- _GOAL_
Take all the material and copy it exactly.
# ENTRIES PROVIDED start
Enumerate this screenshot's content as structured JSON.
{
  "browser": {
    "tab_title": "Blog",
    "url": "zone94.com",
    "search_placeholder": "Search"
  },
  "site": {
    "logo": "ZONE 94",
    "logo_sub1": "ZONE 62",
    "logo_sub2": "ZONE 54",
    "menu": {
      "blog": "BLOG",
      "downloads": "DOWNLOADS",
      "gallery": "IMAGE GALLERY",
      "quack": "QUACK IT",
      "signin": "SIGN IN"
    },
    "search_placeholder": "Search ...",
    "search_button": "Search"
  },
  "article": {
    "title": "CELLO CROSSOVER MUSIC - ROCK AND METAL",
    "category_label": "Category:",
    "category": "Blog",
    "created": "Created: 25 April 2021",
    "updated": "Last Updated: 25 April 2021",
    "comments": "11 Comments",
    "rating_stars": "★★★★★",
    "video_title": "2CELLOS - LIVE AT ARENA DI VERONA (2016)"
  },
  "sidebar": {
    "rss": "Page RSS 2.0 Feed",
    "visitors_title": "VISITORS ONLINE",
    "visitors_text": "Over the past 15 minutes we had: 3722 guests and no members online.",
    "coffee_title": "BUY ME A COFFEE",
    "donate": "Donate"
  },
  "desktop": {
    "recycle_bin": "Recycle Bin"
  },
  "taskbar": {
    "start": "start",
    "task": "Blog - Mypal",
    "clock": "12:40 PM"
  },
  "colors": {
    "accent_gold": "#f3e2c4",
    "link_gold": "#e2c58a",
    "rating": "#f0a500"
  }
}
# ENTRIES PROVIDED end
- _RESPONSE TO THE TASK_
Enumerate this screenshot's content as structured JSON.
{
  "browser": {
    "tab_title": "Blog",
    "url": "zone94.com",
    "search_placeholder": "Search"
  },
  "site": {
    "logo": "ZONE 94",
    "logo_sub1": "ZONE 62",
    "logo_sub2": "ZONE 54",
    "menu": {
      "blog": "BLOG",
      "downloads": "DOWNLOADS",
      "gallery": "IMAGE GALLERY",
      "quack": "QUACK IT",
      "signin": "SIGN IN"
    },
    "search_placeholder": "Search ...",
    "search_button": "Search"
  },
  "article": {
    "title": "CELLO CROSSOVER MUSIC - ROCK AND METAL",
    "category_label": "Category:",
    "category": "Blog",
    "created": "Created: 25 April 2021",
    "updated": "Last Updated: 25 April 2021",
    "comments": "11 Comments",
    "rating_stars": "★★★★★",
    "video_title": "2CELLOS - LIVE AT ARENA DI VERONA (2016)"
  },
  "sidebar": {
    "rss": "Page RSS 2.0 Feed",
    "visitors_title": "VISITORS ONLINE",
    "visitors_text": "Over the past 15 minutes we had: 3722 guests and no members online.",
    "coffee_title": "BUY ME A COFFEE",
    "donate": "Donate"
  },
  "desktop": {
    "recycle_bin": "Recycle Bin"
  },
  "taskbar": {
    "start": "start",
    "task": "Blog - Mypal",
    "clock": "12:40 PM"
  },
  "colors": {
    "accent_gold": "#f3e2c4",
    "link_gold": "#e2c58a",
    "rating": "#f0a500"
  }
}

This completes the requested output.